### Data provided
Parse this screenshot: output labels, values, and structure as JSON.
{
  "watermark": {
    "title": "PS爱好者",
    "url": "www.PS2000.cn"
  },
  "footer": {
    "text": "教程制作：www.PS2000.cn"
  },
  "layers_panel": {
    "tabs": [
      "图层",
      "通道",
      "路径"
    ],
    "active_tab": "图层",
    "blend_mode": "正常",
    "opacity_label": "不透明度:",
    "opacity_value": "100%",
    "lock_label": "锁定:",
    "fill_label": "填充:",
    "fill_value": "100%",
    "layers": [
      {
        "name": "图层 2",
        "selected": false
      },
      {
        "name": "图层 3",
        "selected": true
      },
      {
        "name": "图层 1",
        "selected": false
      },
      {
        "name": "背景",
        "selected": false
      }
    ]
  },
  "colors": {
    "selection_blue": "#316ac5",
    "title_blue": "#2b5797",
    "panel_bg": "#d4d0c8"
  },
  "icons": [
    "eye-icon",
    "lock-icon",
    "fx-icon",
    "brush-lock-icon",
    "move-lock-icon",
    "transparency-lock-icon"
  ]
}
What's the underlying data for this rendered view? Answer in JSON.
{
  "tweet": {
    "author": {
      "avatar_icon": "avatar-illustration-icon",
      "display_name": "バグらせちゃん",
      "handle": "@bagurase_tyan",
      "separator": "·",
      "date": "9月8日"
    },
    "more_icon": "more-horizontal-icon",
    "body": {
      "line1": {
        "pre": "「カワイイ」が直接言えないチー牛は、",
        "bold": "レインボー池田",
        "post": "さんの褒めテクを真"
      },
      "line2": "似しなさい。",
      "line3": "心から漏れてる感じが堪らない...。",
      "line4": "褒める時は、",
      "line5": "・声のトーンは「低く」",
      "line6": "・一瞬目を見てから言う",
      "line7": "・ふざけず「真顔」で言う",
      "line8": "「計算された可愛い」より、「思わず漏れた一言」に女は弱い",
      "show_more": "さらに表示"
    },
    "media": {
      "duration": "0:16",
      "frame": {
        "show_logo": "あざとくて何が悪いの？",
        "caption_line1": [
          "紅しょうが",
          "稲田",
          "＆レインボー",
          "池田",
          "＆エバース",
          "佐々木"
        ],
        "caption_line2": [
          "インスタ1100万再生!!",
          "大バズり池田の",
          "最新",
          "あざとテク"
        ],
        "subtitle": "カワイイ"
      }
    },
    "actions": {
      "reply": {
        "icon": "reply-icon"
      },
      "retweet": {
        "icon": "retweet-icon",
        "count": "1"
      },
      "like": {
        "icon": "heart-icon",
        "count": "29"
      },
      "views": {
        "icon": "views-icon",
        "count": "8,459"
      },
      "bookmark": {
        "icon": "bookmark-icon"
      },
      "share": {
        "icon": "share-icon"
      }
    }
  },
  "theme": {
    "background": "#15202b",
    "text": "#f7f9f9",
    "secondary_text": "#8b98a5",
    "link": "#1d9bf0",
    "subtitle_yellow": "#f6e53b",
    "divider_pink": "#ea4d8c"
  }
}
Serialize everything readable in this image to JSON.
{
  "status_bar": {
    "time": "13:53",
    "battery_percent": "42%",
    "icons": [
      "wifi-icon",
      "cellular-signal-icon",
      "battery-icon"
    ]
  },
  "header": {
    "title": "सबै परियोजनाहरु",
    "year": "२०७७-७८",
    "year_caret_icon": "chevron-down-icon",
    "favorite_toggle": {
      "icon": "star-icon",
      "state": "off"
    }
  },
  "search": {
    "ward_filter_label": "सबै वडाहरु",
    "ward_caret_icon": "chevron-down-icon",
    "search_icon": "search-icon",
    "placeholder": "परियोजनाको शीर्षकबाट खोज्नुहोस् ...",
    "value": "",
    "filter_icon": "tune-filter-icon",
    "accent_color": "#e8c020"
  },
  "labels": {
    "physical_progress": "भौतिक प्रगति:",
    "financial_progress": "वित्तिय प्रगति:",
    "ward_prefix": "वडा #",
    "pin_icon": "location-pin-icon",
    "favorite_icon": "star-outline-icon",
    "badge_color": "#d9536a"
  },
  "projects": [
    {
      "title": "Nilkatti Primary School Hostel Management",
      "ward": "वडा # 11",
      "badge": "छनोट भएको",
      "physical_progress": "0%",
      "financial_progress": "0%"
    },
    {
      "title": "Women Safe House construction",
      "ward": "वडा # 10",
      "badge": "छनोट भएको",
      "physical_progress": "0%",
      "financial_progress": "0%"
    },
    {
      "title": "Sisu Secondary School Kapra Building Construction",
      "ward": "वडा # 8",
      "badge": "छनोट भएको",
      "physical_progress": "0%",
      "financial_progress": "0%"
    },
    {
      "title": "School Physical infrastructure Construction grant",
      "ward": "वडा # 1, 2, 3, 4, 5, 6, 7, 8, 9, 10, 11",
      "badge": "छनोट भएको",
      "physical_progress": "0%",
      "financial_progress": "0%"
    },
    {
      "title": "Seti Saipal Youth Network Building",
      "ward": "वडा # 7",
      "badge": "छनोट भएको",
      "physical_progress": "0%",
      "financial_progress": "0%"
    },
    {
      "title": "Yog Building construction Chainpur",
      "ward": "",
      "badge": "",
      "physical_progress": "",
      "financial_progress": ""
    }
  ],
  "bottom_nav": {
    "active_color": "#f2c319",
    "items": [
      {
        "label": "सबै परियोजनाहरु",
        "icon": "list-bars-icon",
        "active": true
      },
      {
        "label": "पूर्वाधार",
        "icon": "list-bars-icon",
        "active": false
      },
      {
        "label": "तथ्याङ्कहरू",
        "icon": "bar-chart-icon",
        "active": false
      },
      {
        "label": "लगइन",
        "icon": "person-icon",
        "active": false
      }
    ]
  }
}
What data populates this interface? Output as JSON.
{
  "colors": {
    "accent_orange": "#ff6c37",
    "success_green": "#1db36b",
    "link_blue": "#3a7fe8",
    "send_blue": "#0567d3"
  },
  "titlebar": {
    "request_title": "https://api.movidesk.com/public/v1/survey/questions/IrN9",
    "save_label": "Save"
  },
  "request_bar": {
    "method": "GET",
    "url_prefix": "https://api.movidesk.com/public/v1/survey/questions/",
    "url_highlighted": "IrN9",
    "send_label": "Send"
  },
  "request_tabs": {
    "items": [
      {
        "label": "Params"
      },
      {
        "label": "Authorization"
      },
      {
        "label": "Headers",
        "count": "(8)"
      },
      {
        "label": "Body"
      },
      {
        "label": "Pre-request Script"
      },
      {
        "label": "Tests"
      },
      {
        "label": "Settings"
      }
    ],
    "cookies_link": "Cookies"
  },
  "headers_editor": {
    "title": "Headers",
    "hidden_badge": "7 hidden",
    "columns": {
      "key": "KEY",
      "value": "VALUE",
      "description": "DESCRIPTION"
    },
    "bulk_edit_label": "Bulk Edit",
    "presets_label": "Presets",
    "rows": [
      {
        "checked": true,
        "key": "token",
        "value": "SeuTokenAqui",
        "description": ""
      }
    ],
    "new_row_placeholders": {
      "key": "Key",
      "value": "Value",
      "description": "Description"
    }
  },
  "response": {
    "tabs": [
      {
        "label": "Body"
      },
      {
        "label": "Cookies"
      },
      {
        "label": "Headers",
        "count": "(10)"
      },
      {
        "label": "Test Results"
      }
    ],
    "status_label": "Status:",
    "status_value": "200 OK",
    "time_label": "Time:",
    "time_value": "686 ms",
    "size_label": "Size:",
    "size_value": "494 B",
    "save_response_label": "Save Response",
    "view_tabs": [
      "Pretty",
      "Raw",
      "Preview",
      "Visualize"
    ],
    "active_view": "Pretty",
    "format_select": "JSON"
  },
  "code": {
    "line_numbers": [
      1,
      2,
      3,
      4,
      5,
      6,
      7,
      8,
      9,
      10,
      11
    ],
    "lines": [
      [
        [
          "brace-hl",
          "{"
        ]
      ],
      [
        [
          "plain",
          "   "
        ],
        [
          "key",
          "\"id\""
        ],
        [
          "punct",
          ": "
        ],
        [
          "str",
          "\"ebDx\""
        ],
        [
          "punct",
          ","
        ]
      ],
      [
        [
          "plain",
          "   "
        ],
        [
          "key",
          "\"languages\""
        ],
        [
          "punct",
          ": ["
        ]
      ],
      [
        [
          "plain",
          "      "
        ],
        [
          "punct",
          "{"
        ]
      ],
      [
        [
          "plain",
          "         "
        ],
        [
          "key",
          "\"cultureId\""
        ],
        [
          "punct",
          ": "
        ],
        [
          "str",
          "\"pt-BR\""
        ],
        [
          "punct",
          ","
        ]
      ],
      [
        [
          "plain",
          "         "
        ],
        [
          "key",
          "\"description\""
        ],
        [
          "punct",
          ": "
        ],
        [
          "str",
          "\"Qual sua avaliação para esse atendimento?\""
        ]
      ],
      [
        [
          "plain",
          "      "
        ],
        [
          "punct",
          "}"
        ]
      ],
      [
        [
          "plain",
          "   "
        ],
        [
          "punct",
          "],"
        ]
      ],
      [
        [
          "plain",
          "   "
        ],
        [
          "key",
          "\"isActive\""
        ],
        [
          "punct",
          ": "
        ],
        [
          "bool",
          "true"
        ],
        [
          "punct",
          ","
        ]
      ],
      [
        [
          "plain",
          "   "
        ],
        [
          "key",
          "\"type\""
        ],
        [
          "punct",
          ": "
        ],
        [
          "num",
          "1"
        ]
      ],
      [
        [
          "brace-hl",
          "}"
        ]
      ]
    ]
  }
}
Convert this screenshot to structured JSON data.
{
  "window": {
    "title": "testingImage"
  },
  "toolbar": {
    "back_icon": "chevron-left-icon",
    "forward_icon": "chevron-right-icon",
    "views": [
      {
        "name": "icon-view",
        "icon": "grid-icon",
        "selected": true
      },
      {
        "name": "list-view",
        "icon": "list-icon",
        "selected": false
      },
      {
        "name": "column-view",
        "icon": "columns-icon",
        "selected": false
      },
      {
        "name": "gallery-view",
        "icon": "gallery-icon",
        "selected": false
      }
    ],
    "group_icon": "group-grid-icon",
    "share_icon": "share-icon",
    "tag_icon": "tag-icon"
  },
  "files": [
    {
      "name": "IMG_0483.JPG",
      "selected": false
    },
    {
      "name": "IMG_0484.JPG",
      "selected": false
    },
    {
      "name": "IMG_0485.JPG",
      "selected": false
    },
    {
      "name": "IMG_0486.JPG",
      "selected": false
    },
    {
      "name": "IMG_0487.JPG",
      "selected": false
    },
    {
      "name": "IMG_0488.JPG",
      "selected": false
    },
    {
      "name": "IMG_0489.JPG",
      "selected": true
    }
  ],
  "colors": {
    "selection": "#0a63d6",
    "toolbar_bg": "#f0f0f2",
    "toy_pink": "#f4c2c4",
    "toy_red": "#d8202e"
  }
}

### Exercise directions
Repeat, exactly and only, the lines above from the one containing "Convert this screenshot" through the end of the material.

### Task solution
Convert this screenshot to structured JSON data.
{
  "window": {
    "title": "testingImage"
  },
  "toolbar": {
    "back_icon": "chevron-left-icon",
    "forward_icon": "chevron-right-icon",
    "views": [
      {
        "name": "icon-view",
        "icon": "grid-icon",
        "selected": true
      },
      {
        "name": "list-view",
        "icon": "list-icon",
        "selected": false
      },
      {
        "name": "column-view",
        "icon": "columns-icon",
        "selected": false
      },
      {
        "name": "gallery-view",
        "icon": "gallery-icon",
        "selected": false
      }
    ],
    "group_icon": "group-grid-icon",
    "share_icon": "share-icon",
    "tag_icon": "tag-icon"
  },
  "files": [
    {
      "name": "IMG_0483.JPG",
      "selected": false
    },
    {
      "name": "IMG_0484.JPG",
      "selected": false
    },
    {
      "name": "IMG_0485.JPG",
      "selected": false
    },
    {
      "name": "IMG_0486.JPG",
      "selected": false
    },
    {
      "name": "IMG_0487.JPG",
      "selected": false
    },
    {
      "name": "IMG_0488.JPG",
      "selected": false
    },
    {
      "name": "IMG_0489.JPG",
      "selected": true
    }
  ],
  "colors": {
    "selection": "#0a63d6",
    "toolbar_bg": "#f0f0f2",
    "toy_pink": "#f4c2c4",
    "toy_red": "#d8202e"
  }
}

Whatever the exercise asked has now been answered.